## Written request
Work out the number of lines in the records that include the word "convulfive"; reply with that number alone.

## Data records
***
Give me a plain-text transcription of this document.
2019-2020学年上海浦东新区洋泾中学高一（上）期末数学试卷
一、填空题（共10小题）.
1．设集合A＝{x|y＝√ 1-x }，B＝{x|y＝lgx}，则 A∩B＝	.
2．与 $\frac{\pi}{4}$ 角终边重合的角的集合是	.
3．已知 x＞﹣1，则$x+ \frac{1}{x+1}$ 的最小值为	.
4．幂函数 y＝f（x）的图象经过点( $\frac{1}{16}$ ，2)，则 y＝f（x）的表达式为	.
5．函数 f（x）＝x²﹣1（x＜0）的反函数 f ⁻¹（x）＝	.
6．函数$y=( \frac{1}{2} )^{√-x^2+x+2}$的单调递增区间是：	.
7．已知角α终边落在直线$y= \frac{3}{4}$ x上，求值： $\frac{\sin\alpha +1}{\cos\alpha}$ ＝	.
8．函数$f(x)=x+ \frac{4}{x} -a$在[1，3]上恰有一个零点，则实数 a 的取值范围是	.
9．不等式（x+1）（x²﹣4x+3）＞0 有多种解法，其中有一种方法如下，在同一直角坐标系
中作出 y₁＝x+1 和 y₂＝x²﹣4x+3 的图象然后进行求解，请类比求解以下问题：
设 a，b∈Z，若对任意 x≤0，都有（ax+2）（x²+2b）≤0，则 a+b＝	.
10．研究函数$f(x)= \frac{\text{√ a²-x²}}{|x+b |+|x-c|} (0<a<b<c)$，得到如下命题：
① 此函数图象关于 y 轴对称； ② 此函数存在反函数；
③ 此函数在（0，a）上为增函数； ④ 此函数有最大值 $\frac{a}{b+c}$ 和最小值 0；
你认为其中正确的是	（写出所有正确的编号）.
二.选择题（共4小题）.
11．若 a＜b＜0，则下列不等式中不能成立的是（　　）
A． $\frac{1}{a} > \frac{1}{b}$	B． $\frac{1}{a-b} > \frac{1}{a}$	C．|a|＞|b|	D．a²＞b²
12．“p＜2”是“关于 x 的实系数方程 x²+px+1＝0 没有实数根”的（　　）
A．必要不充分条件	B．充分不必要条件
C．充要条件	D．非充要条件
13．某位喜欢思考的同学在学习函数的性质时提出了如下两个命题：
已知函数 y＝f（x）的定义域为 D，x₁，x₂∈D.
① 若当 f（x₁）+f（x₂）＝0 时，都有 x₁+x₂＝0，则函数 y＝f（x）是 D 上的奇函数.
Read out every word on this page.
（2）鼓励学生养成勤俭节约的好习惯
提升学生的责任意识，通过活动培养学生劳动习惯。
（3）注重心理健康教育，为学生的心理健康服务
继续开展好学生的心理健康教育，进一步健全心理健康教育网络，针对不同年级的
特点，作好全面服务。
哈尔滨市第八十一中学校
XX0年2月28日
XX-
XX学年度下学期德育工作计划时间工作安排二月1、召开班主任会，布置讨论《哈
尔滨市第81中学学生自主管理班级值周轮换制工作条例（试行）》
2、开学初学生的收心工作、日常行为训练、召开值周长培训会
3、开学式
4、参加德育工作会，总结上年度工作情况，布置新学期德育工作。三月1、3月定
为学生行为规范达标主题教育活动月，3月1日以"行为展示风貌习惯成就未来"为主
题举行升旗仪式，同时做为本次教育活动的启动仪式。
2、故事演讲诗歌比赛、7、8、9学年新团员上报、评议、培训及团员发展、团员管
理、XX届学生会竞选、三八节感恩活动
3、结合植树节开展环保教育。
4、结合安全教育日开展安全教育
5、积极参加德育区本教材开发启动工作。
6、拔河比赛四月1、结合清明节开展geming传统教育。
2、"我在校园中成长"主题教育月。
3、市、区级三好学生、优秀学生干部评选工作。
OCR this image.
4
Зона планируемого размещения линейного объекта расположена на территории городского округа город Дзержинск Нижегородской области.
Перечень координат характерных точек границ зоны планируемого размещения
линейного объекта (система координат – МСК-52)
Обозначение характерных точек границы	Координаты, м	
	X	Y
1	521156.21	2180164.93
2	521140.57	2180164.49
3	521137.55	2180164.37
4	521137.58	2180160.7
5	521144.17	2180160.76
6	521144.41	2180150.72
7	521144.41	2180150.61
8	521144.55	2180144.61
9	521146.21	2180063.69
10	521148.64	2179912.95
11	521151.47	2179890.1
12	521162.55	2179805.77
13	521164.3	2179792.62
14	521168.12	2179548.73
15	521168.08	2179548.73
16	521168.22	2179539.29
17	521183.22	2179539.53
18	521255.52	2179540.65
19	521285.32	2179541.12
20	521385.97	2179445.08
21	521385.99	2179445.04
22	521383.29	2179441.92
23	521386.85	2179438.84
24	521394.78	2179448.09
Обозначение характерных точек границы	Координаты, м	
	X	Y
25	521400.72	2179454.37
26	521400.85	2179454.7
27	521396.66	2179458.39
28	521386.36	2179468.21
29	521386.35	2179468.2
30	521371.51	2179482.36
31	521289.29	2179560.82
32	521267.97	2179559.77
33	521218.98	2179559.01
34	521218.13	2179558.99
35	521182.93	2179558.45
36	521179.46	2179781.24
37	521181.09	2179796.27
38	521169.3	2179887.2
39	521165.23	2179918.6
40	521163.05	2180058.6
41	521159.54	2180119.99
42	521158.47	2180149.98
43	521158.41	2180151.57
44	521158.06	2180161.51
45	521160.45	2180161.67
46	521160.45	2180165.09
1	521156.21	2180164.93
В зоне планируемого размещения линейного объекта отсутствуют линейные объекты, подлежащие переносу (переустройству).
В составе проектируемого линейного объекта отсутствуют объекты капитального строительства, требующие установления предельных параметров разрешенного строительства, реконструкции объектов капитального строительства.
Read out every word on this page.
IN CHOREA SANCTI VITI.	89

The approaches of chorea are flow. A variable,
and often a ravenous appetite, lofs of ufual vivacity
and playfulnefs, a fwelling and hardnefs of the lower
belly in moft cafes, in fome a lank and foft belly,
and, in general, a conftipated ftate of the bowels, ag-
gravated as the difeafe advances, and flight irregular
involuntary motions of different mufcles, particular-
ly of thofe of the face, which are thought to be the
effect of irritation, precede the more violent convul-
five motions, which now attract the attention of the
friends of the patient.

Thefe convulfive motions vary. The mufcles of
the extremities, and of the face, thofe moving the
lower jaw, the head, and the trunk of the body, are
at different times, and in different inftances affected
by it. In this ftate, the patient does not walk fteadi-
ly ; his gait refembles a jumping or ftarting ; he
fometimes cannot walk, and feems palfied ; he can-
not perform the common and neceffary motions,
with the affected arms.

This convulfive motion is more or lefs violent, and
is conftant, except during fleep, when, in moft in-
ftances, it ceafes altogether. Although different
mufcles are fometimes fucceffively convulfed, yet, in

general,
***
## Answer to the problem
2